#### [AIM OF THE EXERCISE]
From the entries below, copy every line holding the word "Defendants".

Dataset rows

▼

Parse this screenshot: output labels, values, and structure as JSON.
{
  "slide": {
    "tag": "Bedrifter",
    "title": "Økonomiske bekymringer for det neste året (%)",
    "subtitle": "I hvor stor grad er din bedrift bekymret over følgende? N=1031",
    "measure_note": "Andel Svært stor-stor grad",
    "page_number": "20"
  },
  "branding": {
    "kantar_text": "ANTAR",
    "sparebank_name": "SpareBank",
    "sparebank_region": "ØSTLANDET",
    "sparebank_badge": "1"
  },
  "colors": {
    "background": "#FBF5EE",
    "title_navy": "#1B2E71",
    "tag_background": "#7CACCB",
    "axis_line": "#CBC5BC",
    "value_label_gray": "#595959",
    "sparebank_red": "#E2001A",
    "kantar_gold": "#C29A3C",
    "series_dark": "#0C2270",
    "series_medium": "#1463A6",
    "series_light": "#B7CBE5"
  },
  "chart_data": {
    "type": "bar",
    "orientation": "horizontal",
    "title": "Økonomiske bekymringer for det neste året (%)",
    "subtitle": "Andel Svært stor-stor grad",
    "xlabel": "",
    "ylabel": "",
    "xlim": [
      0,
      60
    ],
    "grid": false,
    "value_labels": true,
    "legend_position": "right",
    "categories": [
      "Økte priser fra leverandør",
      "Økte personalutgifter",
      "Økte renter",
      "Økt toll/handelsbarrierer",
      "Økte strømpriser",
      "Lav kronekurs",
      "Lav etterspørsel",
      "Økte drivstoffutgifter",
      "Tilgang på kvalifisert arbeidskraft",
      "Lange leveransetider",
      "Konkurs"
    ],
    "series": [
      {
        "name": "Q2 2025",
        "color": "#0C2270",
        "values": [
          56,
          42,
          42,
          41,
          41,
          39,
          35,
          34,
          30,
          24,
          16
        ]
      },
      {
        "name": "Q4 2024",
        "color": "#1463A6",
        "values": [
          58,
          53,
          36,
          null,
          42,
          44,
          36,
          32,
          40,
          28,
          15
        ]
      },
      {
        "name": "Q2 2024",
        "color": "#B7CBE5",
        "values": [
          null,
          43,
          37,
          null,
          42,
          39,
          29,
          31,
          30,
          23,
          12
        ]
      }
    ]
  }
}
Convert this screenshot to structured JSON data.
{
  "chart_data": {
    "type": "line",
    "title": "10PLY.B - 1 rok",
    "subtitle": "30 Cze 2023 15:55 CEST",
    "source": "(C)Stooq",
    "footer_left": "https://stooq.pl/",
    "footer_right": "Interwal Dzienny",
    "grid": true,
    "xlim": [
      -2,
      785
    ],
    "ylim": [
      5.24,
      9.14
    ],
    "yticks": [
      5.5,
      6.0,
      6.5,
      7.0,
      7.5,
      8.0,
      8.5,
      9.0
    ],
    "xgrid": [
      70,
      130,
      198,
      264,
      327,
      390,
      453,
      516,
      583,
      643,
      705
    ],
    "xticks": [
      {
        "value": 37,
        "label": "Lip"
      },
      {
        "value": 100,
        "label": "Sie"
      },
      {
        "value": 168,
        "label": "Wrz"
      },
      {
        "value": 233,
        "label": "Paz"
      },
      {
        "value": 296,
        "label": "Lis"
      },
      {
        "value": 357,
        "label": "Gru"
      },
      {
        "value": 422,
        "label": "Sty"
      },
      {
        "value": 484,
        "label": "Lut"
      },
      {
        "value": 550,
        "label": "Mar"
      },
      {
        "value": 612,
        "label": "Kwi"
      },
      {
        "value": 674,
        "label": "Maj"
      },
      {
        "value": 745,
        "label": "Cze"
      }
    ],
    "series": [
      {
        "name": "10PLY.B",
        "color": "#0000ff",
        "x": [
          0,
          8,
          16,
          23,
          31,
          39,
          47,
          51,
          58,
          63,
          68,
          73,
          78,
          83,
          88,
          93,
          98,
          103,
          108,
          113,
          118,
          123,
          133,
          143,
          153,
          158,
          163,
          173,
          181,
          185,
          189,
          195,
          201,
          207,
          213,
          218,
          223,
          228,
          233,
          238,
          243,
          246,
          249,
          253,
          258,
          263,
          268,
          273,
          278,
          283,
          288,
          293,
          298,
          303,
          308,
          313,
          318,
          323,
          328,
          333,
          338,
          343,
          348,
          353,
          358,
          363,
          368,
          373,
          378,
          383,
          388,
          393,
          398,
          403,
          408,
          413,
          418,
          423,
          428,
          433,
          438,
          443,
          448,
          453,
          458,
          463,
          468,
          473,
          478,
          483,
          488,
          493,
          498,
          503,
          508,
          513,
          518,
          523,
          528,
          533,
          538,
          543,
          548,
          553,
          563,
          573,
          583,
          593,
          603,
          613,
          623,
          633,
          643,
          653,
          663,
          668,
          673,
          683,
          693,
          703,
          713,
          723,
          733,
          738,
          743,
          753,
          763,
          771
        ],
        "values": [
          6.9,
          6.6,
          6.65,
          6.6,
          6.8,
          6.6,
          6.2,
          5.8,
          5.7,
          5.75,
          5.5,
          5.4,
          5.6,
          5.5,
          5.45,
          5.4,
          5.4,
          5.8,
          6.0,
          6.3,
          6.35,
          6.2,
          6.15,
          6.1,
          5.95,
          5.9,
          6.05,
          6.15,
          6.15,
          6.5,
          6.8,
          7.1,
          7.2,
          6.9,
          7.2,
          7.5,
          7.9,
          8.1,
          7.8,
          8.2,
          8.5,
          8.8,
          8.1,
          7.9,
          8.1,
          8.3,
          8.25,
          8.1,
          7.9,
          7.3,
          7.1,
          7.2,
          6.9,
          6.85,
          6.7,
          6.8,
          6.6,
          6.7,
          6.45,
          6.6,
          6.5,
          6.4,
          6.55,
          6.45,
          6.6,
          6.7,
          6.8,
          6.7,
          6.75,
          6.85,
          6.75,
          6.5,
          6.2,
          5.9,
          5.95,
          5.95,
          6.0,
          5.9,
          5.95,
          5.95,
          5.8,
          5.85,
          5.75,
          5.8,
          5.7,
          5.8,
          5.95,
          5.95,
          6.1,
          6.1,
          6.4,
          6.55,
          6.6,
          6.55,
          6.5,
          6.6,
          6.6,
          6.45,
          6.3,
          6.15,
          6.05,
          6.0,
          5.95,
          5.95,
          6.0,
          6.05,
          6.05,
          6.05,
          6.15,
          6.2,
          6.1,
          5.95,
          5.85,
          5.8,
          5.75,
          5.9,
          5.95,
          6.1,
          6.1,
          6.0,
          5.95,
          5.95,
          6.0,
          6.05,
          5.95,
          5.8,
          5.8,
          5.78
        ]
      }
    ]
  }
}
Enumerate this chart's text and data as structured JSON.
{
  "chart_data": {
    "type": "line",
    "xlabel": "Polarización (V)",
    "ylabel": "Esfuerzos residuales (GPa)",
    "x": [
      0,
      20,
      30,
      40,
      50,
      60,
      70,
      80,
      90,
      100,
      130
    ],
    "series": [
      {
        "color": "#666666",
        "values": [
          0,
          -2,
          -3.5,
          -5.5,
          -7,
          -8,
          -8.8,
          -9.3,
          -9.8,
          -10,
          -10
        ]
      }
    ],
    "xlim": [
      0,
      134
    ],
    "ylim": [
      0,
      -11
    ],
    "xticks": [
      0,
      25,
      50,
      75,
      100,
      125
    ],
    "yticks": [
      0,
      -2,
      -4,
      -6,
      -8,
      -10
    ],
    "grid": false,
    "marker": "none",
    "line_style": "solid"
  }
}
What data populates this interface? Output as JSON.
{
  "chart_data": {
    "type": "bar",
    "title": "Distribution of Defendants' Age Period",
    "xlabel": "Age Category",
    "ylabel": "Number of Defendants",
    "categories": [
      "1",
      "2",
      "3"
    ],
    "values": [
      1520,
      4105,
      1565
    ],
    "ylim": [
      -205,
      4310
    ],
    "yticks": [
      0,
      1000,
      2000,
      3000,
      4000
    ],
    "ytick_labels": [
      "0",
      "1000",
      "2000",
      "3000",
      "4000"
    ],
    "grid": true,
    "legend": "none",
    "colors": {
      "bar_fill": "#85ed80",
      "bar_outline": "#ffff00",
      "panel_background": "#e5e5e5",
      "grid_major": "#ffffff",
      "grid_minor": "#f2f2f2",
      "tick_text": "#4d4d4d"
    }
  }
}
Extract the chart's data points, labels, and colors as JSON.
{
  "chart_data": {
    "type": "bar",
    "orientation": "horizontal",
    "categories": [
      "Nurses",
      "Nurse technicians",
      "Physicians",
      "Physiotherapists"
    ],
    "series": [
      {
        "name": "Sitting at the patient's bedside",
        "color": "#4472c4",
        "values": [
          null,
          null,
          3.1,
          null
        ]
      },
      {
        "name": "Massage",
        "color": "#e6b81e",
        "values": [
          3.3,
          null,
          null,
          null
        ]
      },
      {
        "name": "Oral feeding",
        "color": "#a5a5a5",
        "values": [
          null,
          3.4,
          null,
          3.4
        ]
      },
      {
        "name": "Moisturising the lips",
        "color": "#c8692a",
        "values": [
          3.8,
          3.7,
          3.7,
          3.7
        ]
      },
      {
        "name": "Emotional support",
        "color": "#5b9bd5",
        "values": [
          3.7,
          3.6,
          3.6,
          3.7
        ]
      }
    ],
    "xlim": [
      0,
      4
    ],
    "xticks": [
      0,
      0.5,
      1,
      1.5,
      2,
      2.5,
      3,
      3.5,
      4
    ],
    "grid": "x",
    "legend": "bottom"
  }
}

▲

#### [RESULT OF THIS EXERCISE]
    "title": "Distribution of Defendants' Age Period",
    "ylabel": "Number of Defendants",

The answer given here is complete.